● Data for processing:
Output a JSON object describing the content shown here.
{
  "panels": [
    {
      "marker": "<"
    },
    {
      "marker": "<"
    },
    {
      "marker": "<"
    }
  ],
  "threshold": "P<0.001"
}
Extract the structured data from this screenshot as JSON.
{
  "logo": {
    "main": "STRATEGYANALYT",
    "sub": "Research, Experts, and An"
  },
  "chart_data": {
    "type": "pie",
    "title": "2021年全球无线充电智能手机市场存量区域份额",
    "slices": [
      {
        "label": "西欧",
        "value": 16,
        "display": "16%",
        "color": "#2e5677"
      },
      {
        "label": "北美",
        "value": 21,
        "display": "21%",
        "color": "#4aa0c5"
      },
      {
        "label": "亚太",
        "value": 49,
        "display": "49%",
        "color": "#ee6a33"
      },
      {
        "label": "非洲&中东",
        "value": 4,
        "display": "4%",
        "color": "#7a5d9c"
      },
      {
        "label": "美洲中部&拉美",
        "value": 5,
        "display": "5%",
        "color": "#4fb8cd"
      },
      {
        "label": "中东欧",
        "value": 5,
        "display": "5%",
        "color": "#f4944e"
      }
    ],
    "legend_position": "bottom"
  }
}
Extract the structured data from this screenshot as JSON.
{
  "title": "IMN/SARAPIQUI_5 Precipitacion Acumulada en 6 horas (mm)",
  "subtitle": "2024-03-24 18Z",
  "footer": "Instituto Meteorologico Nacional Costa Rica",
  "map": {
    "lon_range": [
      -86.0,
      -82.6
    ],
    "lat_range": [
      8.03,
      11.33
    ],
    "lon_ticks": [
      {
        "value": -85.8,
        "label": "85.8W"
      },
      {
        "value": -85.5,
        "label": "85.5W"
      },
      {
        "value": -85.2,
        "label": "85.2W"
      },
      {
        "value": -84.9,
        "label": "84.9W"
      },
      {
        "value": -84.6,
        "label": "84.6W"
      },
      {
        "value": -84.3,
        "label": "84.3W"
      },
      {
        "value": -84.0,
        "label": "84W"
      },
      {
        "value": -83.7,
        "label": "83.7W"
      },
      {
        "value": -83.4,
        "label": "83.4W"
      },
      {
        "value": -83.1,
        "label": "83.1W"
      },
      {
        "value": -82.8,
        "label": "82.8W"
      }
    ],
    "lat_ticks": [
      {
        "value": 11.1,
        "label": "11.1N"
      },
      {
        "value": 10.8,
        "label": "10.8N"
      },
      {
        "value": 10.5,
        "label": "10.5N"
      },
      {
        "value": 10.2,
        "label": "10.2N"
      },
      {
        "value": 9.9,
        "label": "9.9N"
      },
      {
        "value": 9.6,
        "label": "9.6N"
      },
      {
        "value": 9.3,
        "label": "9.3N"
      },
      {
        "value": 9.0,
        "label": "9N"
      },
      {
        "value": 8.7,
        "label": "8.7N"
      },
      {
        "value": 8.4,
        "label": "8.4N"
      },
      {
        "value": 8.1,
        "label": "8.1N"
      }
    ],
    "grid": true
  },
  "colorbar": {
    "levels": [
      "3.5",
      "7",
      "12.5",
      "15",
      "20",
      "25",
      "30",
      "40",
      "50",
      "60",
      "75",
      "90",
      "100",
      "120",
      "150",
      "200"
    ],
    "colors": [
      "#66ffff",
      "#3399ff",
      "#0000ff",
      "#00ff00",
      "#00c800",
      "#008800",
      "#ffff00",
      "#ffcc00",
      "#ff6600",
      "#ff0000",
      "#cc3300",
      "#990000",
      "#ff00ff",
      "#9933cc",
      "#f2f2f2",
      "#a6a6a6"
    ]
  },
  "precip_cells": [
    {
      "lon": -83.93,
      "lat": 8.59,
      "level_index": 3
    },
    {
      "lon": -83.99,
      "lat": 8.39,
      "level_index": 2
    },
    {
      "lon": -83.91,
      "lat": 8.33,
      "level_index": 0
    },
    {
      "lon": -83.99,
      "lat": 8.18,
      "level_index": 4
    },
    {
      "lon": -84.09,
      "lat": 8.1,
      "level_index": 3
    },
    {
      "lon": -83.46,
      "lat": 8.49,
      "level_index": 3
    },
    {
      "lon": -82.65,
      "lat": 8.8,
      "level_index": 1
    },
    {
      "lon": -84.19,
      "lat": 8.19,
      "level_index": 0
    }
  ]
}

● Task requirements: Reproduce every record above exactly as it appears.

● Correct result:
Output a JSON object describing the content shown here.
{
  "panels": [
    {
      "marker": "<"
    },
    {
      "marker": "<"
    },
    {
      "marker": "<"
    }
  ],
  "threshold": "P<0.001"
}
Extract the structured data from this screenshot as JSON.
{
  "logo": {
    "main": "STRATEGYANALYT",
    "sub": "Research, Experts, and An"
  },
  "chart_data": {
    "type": "pie",
    "title": "2021年全球无线充电智能手机市场存量区域份额",
    "slices": [
      {
        "label": "西欧",
        "value": 16,
        "display": "16%",
        "color": "#2e5677"
      },
      {
        "label": "北美",
        "value": 21,
        "display": "21%",
        "color": "#4aa0c5"
      },
      {
        "label": "亚太",
        "value": 49,
        "display": "49%",
        "color": "#ee6a33"
      },
      {
        "label": "非洲&中东",
        "value": 4,
        "display": "4%",
        "color": "#7a5d9c"
      },
      {
        "label": "美洲中部&拉美",
        "value": 5,
        "display": "5%",
        "color": "#4fb8cd"
      },
      {
        "label": "中东欧",
        "value": 5,
        "display": "5%",
        "color": "#f4944e"
      }
    ],
    "legend_position": "bottom"
  }
}
Extract the structured data from this screenshot as JSON.
{
  "title": "IMN/SARAPIQUI_5 Precipitacion Acumulada en 6 horas (mm)",
  "subtitle": "2024-03-24 18Z",
  "footer": "Instituto Meteorologico Nacional Costa Rica",
  "map": {
    "lon_range": [
      -86.0,
      -82.6
    ],
    "lat_range": [
      8.03,
      11.33
    ],
    "lon_ticks": [
      {
        "value": -85.8,
        "label": "85.8W"
      },
      {
        "value": -85.5,
        "label": "85.5W"
      },
      {
        "value": -85.2,
        "label": "85.2W"
      },
      {
        "value": -84.9,
        "label": "84.9W"
      },
      {
        "value": -84.6,
        "label": "84.6W"
      },
      {
        "value": -84.3,
        "label": "84.3W"
      },
      {
        "value": -84.0,
        "label": "84W"
      },
      {
        "value": -83.7,
        "label": "83.7W"
      },
      {
        "value": -83.4,
        "label": "83.4W"
      },
      {
        "value": -83.1,
        "label": "83.1W"
      },
      {
        "value": -82.8,
        "label": "82.8W"
      }
    ],
    "lat_ticks": [
      {
        "value": 11.1,
        "label": "11.1N"
      },
      {
        "value": 10.8,
        "label": "10.8N"
      },
      {
        "value": 10.5,
        "label": "10.5N"
      },
      {
        "value": 10.2,
        "label": "10.2N"
      },
      {
        "value": 9.9,
        "label": "9.9N"
      },
      {
        "value": 9.6,
        "label": "9.6N"
      },
      {
        "value": 9.3,
        "label": "9.3N"
      },
      {
        "value": 9.0,
        "label": "9N"
      },
      {
        "value": 8.7,
        "label": "8.7N"
      },
      {
        "value": 8.4,
        "label": "8.4N"
      },
      {
        "value": 8.1,
        "label": "8.1N"
      }
    ],
    "grid": true
  },
  "colorbar": {
    "levels": [
      "3.5",
      "7",
      "12.5",
      "15",
      "20",
      "25",
      "30",
      "40",
      "50",
      "60",
      "75",
      "90",
      "100",
      "120",
      "150",
      "200"
    ],
    "colors": [
      "#66ffff",
      "#3399ff",
      "#0000ff",
      "#00ff00",
      "#00c800",
      "#008800",
      "#ffff00",
      "#ffcc00",
      "#ff6600",
      "#ff0000",
      "#cc3300",
      "#990000",
      "#ff00ff",
      "#9933cc",
      "#f2f2f2",
      "#a6a6a6"
    ]
  },
  "precip_cells": [
    {
      "lon": -83.93,
      "lat": 8.59,
      "level_index": 3
    },
    {
      "lon": -83.99,
      "lat": 8.39,
      "level_index": 2
    },
    {
      "lon": -83.91,
      "lat": 8.33,
      "level_index": 0
    },
    {
      "lon": -83.99,
      "lat": 8.18,
      "level_index": 4
    },
    {
      "lon": -84.09,
      "lat": 8.1,
      "level_index": 3
    },
    {
      "lon": -83.46,
      "lat": 8.49,
      "level_index": 3
    },
    {
      "lon": -82.65,
      "lat": 8.8,
      "level_index": 1
    },
    {
      "lon": -84.19,
      "lat": 8.19,
      "level_index": 0
    }
  ]
}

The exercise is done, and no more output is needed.